→ **TO BE DONE**:
Locate every line that holds the string "Aircraft" and copy it.
------ TASK MATERIAL
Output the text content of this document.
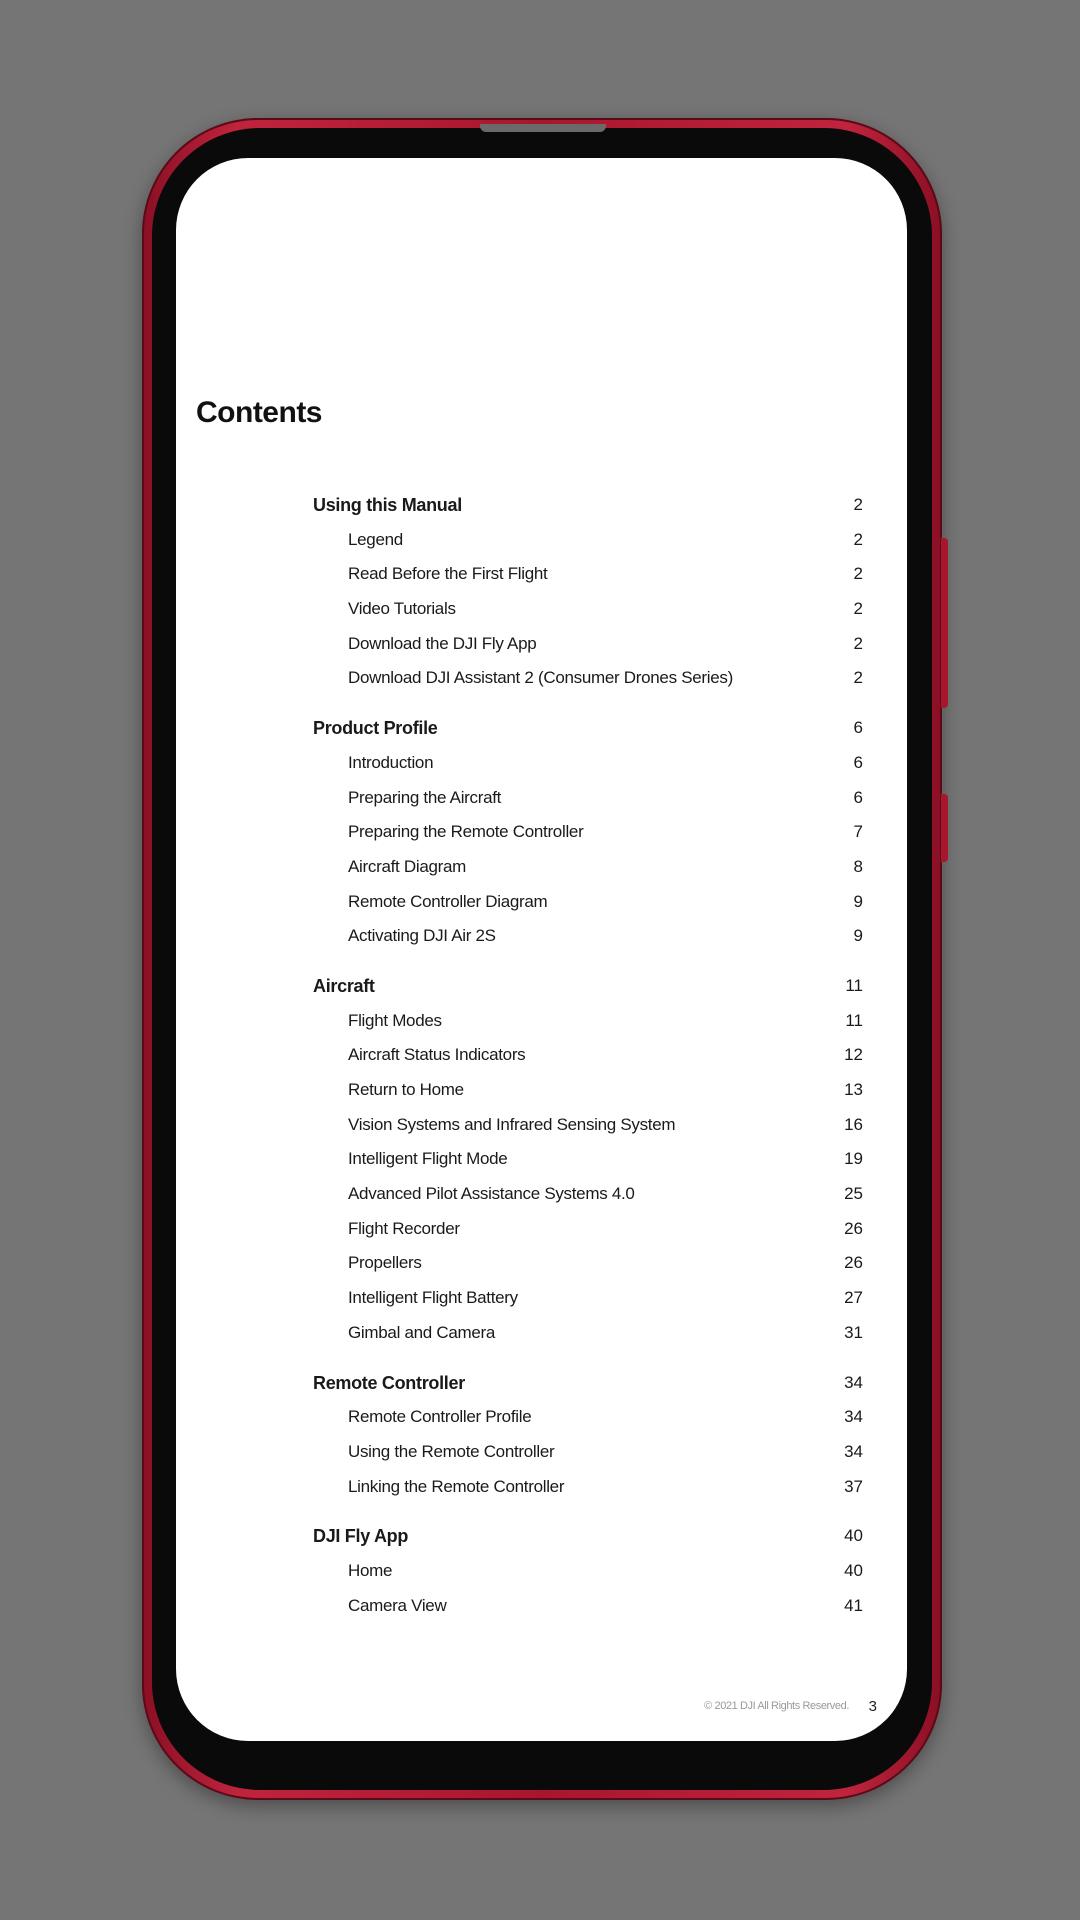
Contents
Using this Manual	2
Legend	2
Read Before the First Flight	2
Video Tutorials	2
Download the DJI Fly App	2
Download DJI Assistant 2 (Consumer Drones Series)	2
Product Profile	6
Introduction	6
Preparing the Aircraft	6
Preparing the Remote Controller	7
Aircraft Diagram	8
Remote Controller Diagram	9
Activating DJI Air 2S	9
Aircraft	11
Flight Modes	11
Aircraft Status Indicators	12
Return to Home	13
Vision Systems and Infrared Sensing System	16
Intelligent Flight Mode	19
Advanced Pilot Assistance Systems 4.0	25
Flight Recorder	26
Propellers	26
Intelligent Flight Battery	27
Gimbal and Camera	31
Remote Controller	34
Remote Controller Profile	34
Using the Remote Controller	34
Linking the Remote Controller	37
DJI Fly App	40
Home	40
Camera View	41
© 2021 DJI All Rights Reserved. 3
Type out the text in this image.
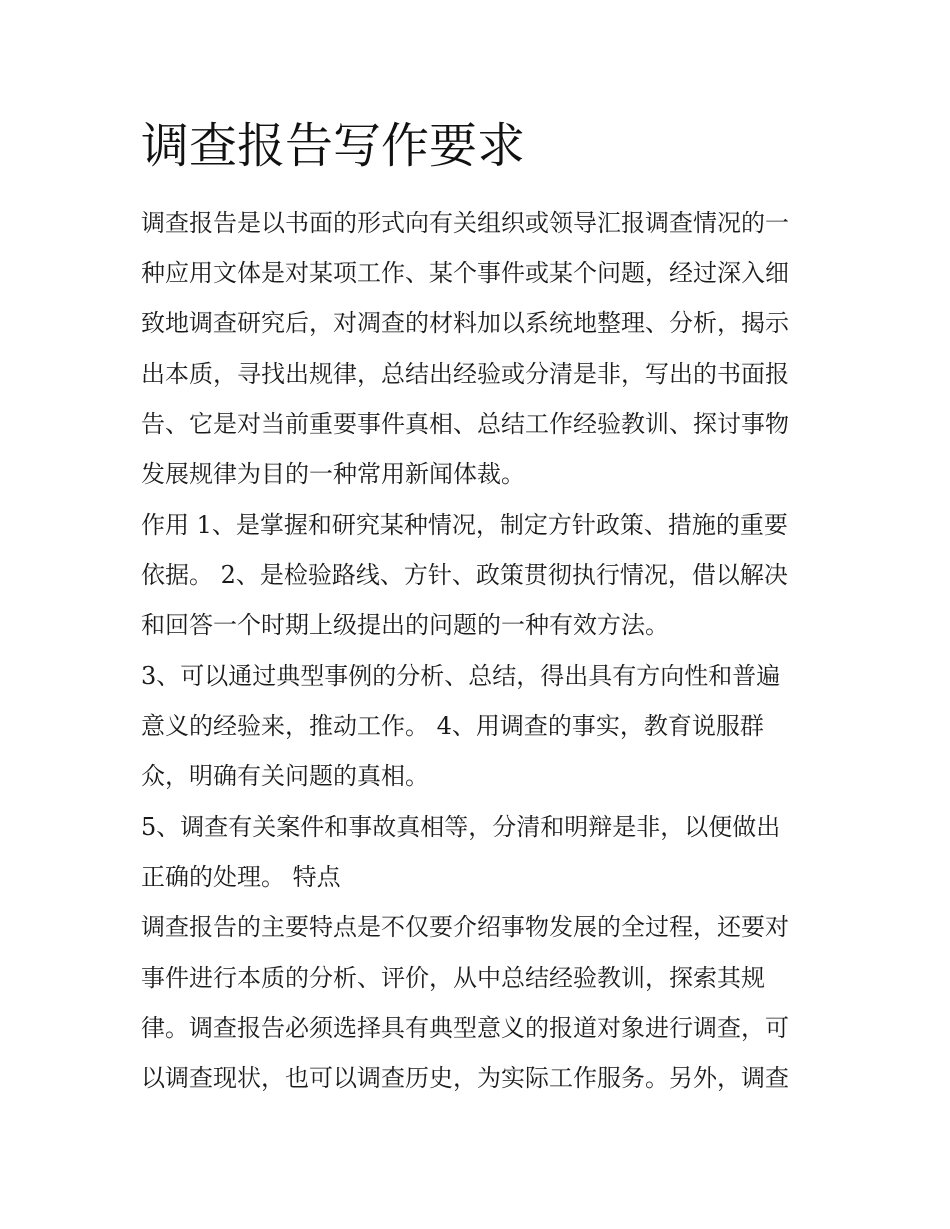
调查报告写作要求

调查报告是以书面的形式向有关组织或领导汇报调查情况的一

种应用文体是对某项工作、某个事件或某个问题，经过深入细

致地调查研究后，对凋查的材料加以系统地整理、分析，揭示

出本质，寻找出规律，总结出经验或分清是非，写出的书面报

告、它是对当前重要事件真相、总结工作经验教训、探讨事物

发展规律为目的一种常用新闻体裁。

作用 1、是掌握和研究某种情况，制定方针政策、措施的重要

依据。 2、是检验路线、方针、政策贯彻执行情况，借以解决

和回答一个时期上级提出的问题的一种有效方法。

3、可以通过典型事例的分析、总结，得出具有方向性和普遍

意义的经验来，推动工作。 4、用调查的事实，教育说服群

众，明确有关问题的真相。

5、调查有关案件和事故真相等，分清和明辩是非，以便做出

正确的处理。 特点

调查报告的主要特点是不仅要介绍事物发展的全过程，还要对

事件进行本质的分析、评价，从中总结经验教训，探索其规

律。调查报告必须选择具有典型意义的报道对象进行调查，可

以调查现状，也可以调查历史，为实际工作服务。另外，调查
------------
------ TASK MATERIAL
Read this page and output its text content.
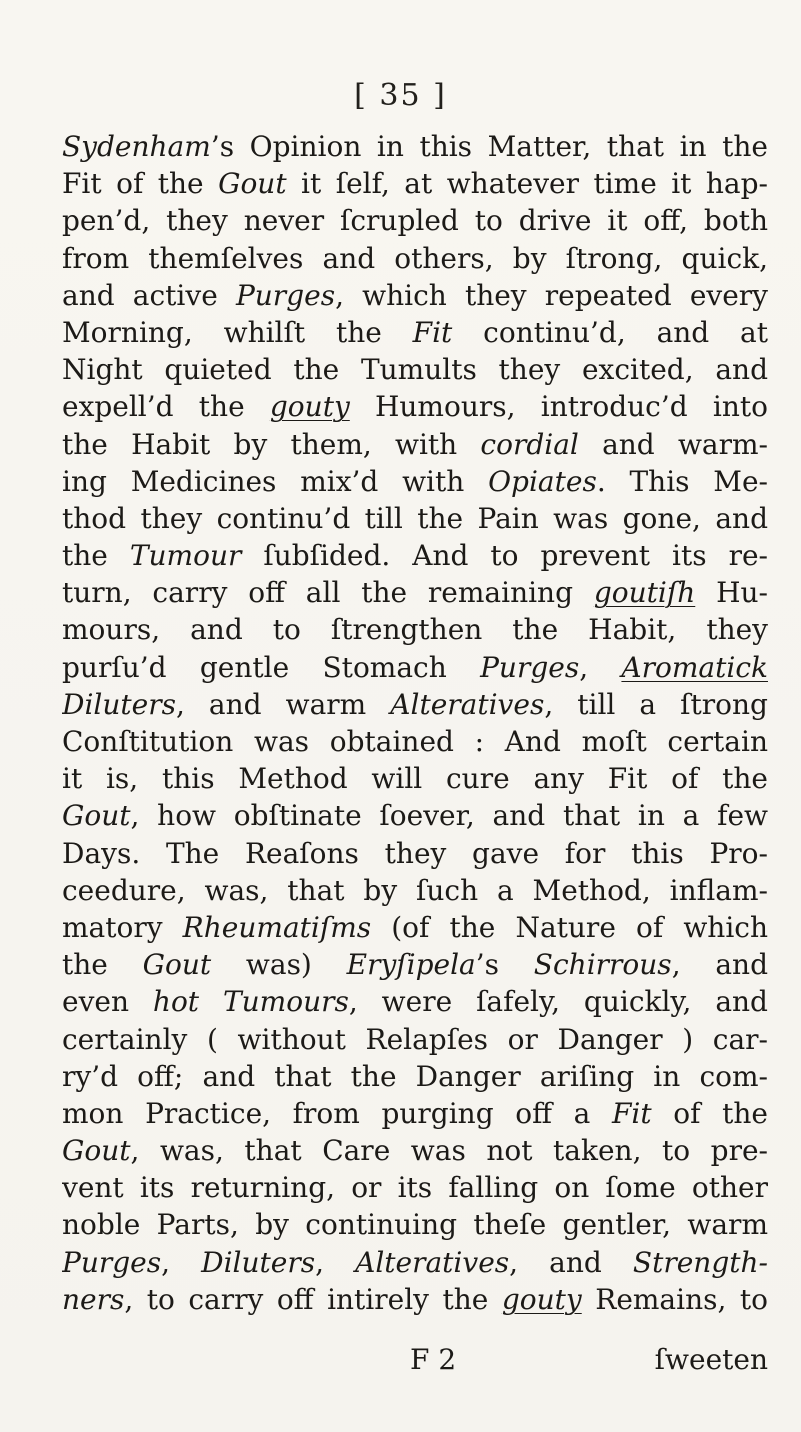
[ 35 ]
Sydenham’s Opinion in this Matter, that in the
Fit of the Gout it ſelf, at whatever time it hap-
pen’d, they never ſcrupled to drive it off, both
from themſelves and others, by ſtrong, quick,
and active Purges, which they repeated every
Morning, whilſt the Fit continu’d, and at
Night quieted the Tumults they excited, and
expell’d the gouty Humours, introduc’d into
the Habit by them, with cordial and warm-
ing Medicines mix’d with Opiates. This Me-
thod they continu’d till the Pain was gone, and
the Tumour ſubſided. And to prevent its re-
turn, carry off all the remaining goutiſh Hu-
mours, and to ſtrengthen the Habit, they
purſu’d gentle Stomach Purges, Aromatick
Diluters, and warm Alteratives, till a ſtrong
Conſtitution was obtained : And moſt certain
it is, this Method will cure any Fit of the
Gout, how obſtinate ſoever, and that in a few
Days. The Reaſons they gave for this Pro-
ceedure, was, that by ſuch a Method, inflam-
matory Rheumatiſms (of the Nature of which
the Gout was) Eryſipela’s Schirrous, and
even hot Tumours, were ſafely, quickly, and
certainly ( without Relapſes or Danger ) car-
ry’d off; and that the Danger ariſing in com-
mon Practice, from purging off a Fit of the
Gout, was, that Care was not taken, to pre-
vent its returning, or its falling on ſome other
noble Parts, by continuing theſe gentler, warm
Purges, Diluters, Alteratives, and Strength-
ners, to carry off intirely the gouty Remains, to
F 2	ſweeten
------------
→ **REPLY TO THE EXERCISE**:
Preparing the Aircraft	6
Aircraft Diagram	8
Aircraft	11
Aircraft Status Indicators	12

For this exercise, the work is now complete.